== Input ==

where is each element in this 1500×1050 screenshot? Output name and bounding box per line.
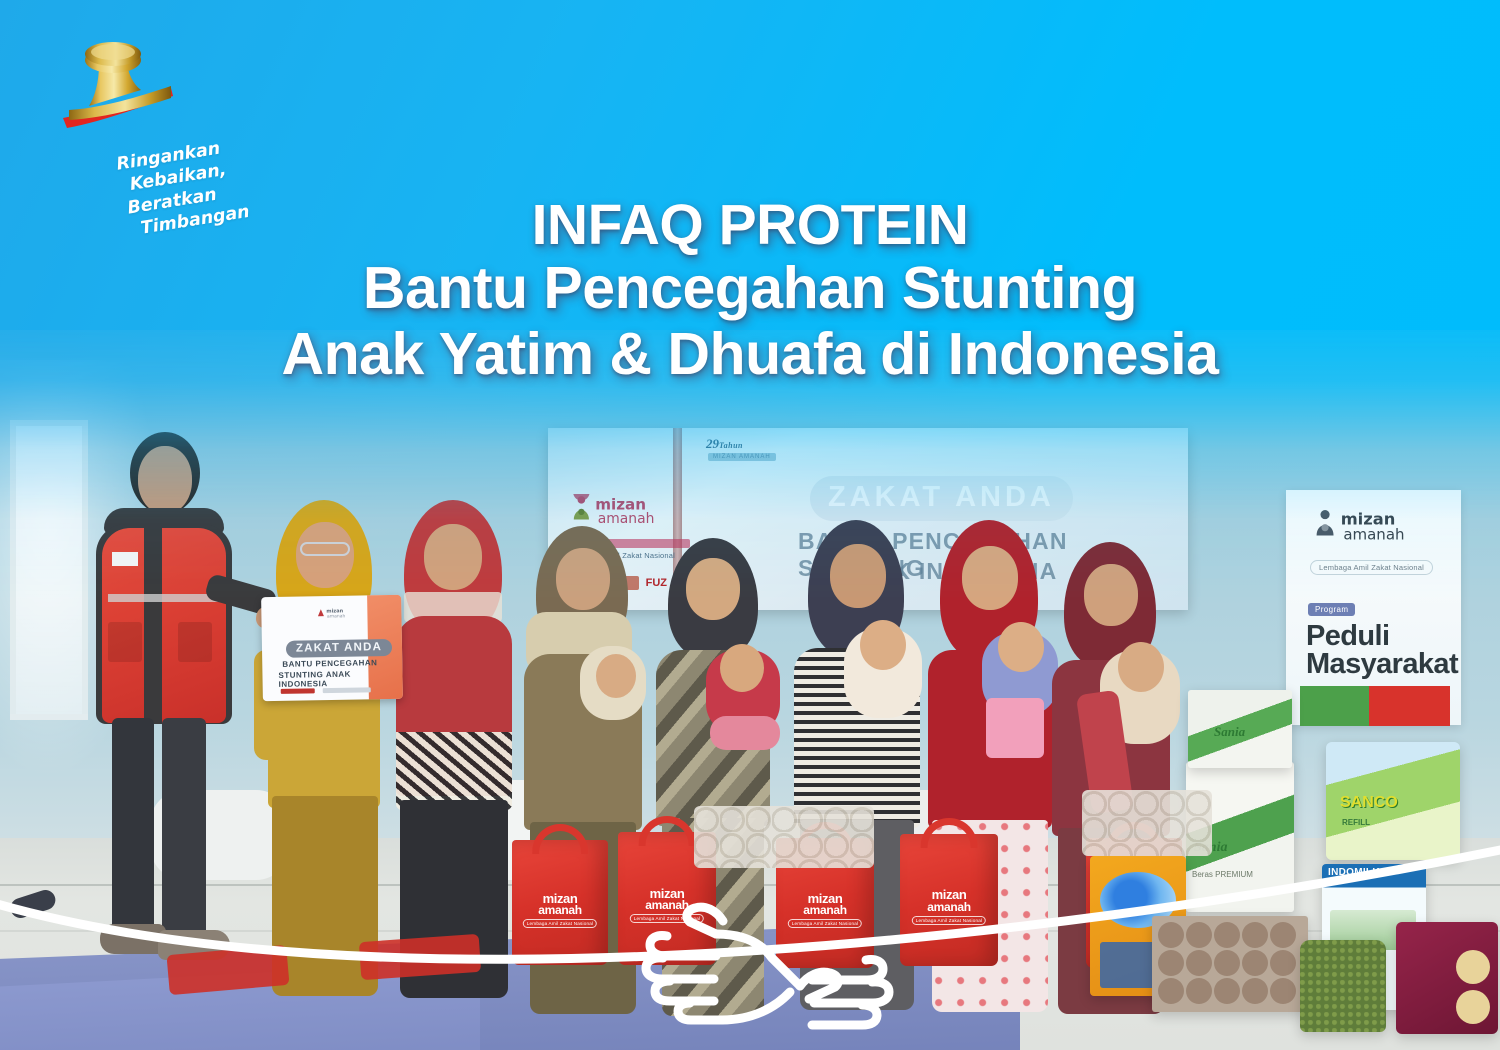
anniversary-sub: MIZAN AMANAH [708, 453, 776, 461]
mizan-logo-icon: mizan amanah [313, 605, 369, 619]
bag-branding: mizan amanah Lembaga Amil Zakat Nasional [630, 888, 704, 923]
sign-line-2: BANTU PENCEGAHAN [282, 658, 377, 669]
mizan-amanah-brand-mark: Ringankan Kebaikan, Beratkan Timbangan [55, 38, 265, 218]
poster-headline: INFAQ PROTEIN Bantu Pencegahan Stunting … [0, 196, 1500, 387]
garlic-pile [694, 806, 874, 868]
svg-text:mizan: mizan [326, 608, 343, 614]
sign-line-3: STUNTING ANAK INDONESIA [278, 669, 402, 689]
grocery-egg-tray [1152, 916, 1308, 1012]
grocery-sania-oil: Sania [1188, 690, 1292, 768]
svg-text:amanah: amanah [1343, 525, 1404, 543]
goodie-bag: mizan amanah Lembaga Amil Zakat Nasional [900, 834, 998, 966]
headline-line-1: INFAQ PROTEIN [0, 196, 1500, 255]
program-badge: Program [1308, 603, 1355, 616]
roll-banner-peduli-masyarakat: mizan amanah Lembaga Amil Zakat Nasional… [1286, 490, 1461, 725]
sign-footer-bar [281, 688, 315, 694]
mizan-logo-icon: mizan amanah [1312, 508, 1436, 546]
zakat-anda-sign: mizan amanah ZAKAT ANDA BANTU PENCEGAHAN… [261, 595, 403, 701]
svg-text:amanah: amanah [598, 511, 655, 527]
sign-footer-logos [323, 687, 371, 693]
bag-branding: mizan amanah Lembaga Amil Zakat Nasional [912, 889, 986, 924]
grocery-sanco-oil: SANCO REFILL [1326, 742, 1460, 860]
headline-line-2: Bantu Pencegahan Stunting [0, 255, 1500, 321]
sign-badge: ZAKAT ANDA [286, 639, 392, 658]
grocery-mung-beans [1300, 940, 1386, 1032]
garlic-pile [1082, 790, 1212, 856]
roll-banner-photo-strip [1300, 686, 1450, 726]
bag-branding: mizan amanah Lembaga Amil Zakat Nasional [788, 893, 862, 928]
roll-banner-title-2: Masyarakat [1306, 648, 1458, 681]
goodie-bag: mizan amanah Lembaga Amil Zakat Nasional [512, 840, 608, 965]
backdrop-headline-badge: ZAKAT ANDA [810, 476, 1073, 521]
mizan-amanah-logo: mizan amanah [313, 605, 369, 624]
svg-text:amanah: amanah [327, 613, 346, 619]
mizan-amanah-logo: mizan amanah [1312, 508, 1436, 551]
window [10, 420, 88, 720]
scale-weight-icon [55, 38, 195, 158]
headline-line-3: Anak Yatim & Dhuafa di Indonesia [0, 321, 1500, 387]
person-volunteer [86, 432, 236, 1032]
anniversary-mark: 29Tahun [706, 436, 743, 452]
roll-banner-caption: Lembaga Amil Zakat Nasional [1310, 560, 1433, 575]
poster-canvas: 29Tahun MIZAN AMANAH mizan amanah [0, 0, 1500, 1050]
grocery-biscuit [1396, 922, 1498, 1034]
bag-branding: mizan amanah Lembaga Amil Zakat Nasional [523, 893, 597, 928]
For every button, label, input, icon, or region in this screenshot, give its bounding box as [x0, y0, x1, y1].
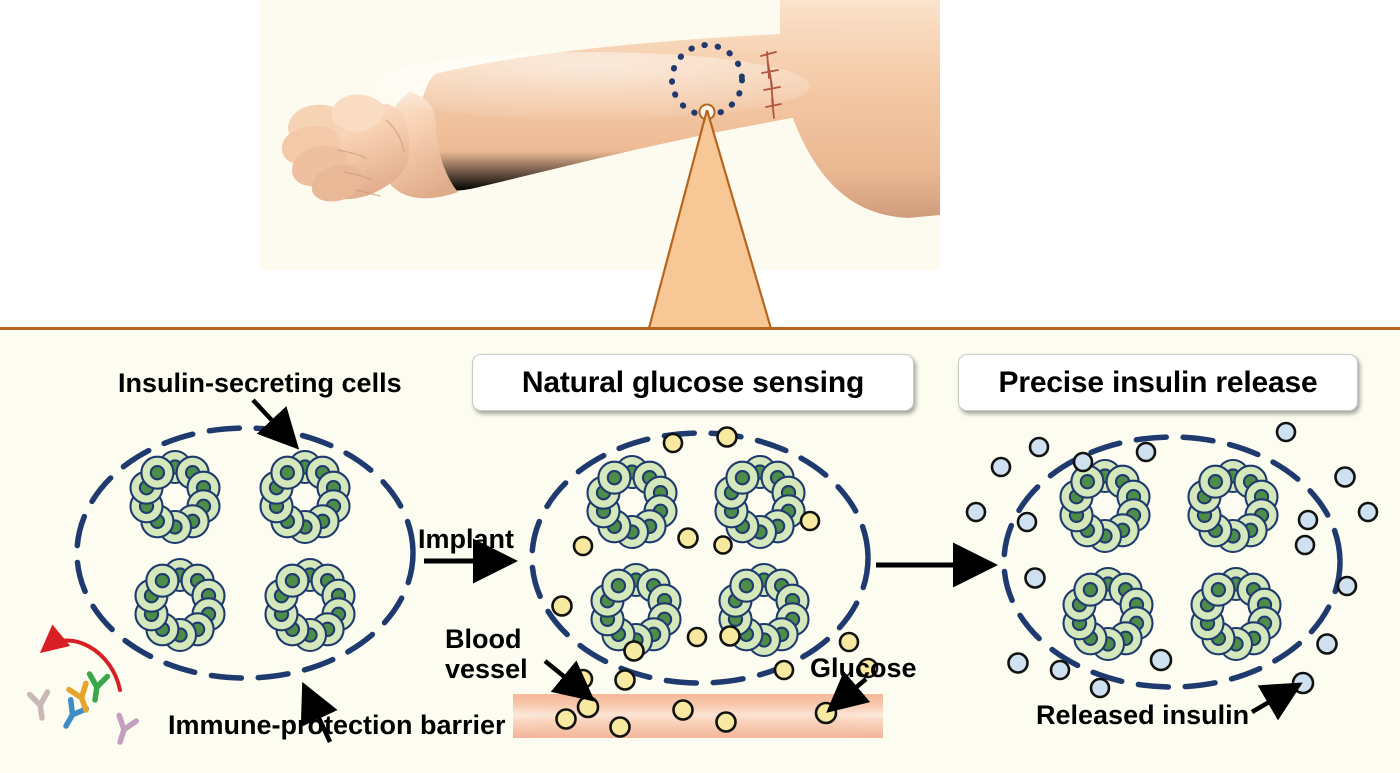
label-immune-protection-barrier: Immune-protection barrier: [168, 710, 506, 741]
forearm-illustration: [260, 0, 940, 270]
title-natural-glucose-sensing: Natural glucose sensing: [472, 354, 914, 411]
title-precise-insulin-release: Precise insulin release: [958, 354, 1358, 411]
forearm-photo-panel: [260, 0, 940, 270]
label-glucose: Glucose: [810, 653, 917, 684]
label-insulin-secreting-cells: Insulin-secreting cells: [118, 368, 402, 399]
label-blood-vessel-line2: vessel: [445, 654, 528, 684]
label-blood-vessel-line1: Blood: [445, 624, 528, 654]
label-implant: Implant: [418, 524, 514, 555]
figure-canvas: Natural glucose sensing Precise insulin …: [0, 0, 1400, 773]
label-blood-vessel: Blood vessel: [445, 624, 528, 684]
label-released-insulin: Released insulin: [1036, 700, 1249, 731]
zoom-cone: [630, 110, 790, 335]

===

Using the data above, count the lines that hold the string "Natural". Report the number and nothing else.

Solution for this task: 2